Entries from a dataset
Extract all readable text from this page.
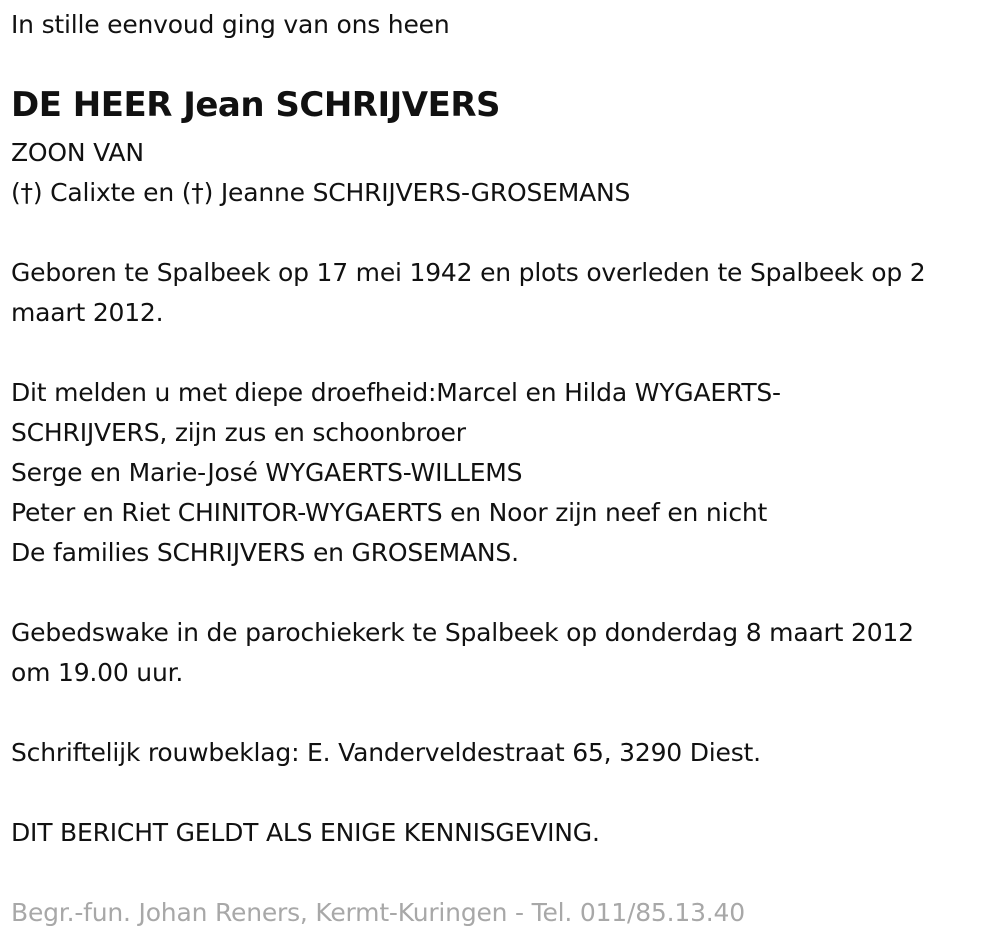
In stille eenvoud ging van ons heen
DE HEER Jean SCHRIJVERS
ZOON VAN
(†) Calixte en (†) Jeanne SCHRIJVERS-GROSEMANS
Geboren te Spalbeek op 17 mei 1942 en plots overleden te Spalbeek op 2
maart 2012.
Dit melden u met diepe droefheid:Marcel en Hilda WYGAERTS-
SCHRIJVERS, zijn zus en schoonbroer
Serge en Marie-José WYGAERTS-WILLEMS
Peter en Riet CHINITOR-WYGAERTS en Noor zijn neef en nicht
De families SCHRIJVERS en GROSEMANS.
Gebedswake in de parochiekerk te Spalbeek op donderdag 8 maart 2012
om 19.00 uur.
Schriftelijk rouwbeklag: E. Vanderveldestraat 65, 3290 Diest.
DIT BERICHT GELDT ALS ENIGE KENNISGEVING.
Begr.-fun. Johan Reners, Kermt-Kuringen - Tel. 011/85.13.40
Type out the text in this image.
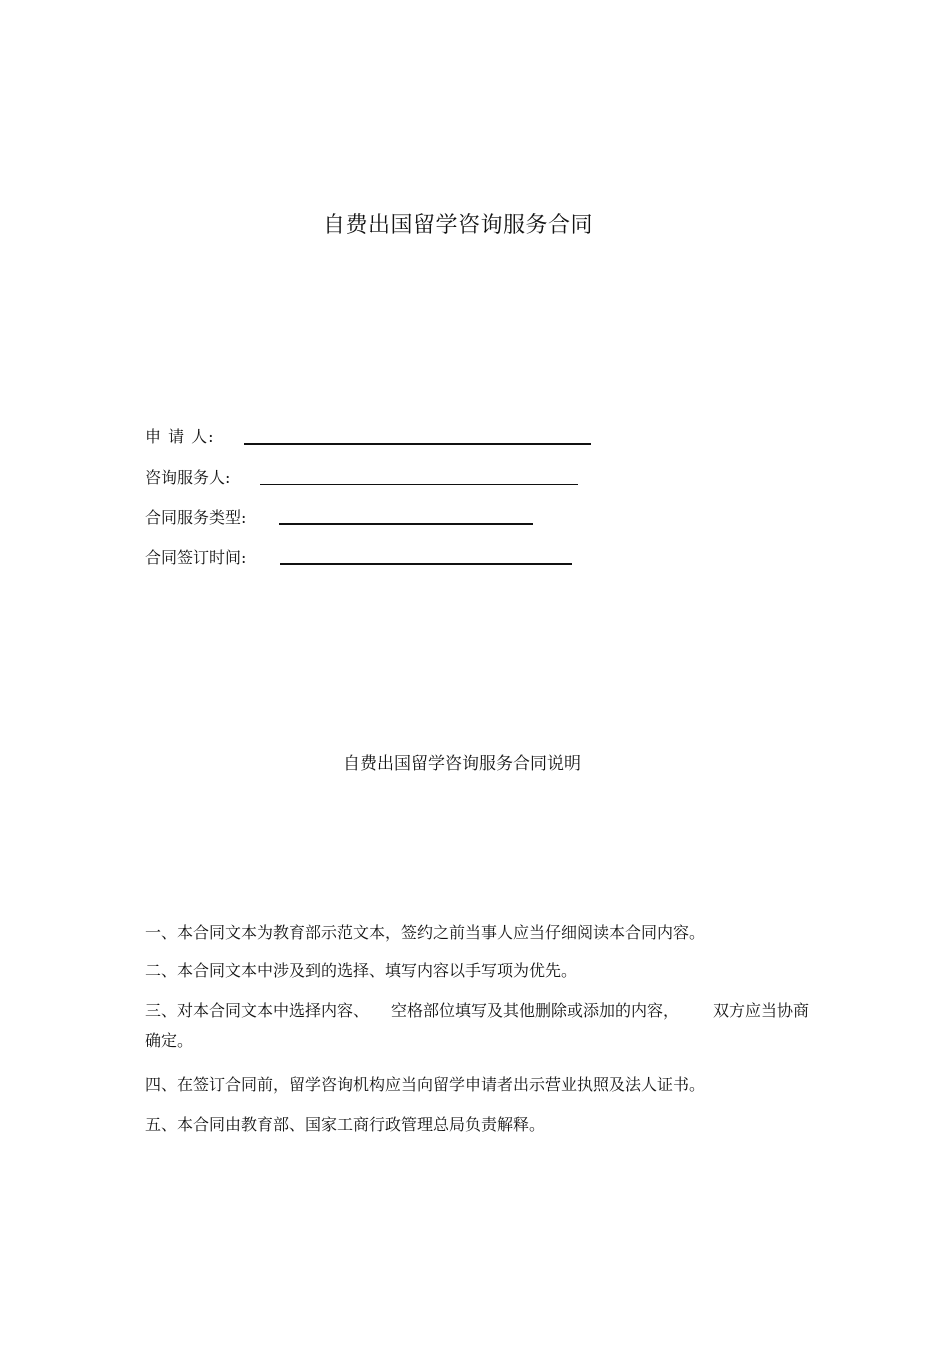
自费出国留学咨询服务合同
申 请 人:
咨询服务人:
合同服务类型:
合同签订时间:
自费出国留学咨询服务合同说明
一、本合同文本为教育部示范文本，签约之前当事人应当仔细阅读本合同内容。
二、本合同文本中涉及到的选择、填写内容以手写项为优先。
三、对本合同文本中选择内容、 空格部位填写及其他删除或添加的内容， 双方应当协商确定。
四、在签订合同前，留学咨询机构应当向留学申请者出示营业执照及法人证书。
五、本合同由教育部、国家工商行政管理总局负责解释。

...

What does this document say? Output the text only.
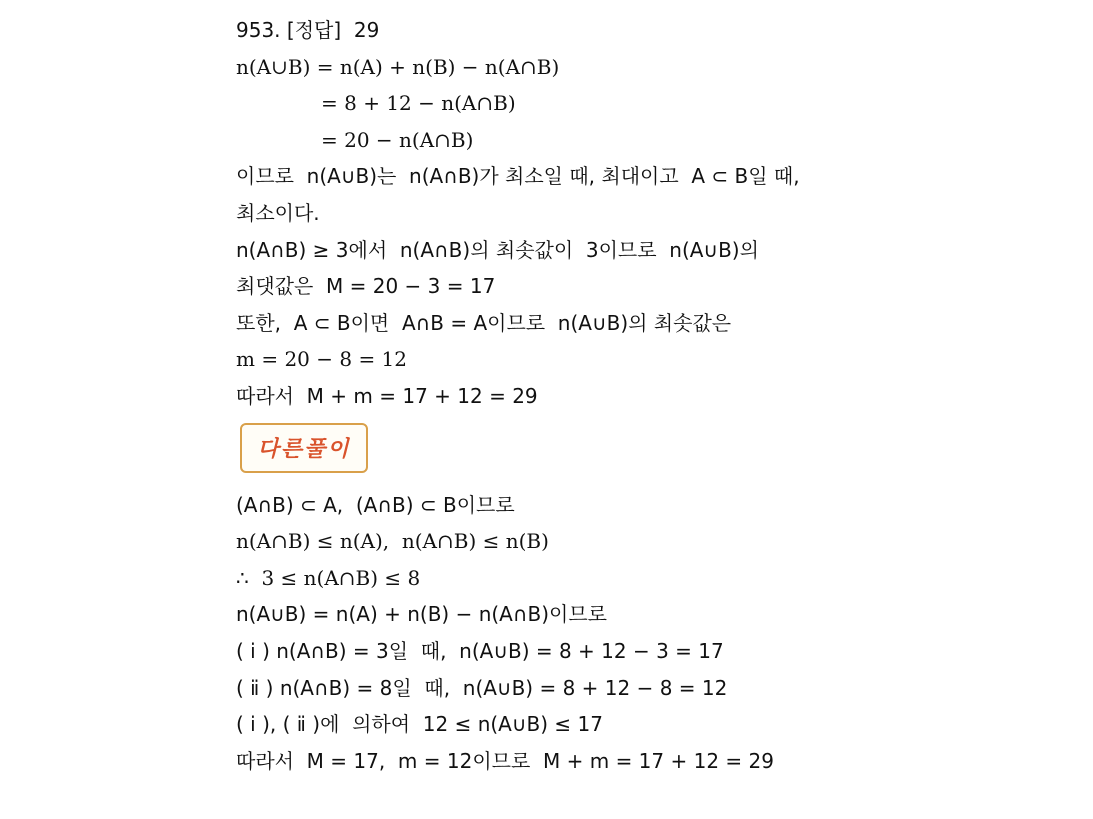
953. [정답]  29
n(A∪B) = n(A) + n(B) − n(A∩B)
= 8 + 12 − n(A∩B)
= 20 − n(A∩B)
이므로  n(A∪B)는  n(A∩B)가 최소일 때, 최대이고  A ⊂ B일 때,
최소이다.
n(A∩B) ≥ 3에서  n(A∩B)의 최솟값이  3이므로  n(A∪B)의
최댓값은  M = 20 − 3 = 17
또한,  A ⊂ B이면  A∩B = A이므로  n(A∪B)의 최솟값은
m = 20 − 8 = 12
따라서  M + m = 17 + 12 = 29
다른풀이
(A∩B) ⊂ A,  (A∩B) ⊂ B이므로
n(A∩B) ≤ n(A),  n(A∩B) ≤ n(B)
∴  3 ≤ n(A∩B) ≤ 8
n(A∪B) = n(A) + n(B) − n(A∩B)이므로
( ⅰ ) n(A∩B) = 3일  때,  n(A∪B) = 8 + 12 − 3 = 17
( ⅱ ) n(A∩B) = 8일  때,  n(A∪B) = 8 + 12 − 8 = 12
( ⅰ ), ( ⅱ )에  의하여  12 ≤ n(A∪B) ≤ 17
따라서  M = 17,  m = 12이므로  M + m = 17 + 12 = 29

Task goal: Copy down every line of the entries containing the word "Spalbeek".

Answer to this exercise:
Geboren te Spalbeek op 17 mei 1942 en plots overleden te Spalbeek op 2
Gebedswake in de parochiekerk te Spalbeek op donderdag 8 maart 2012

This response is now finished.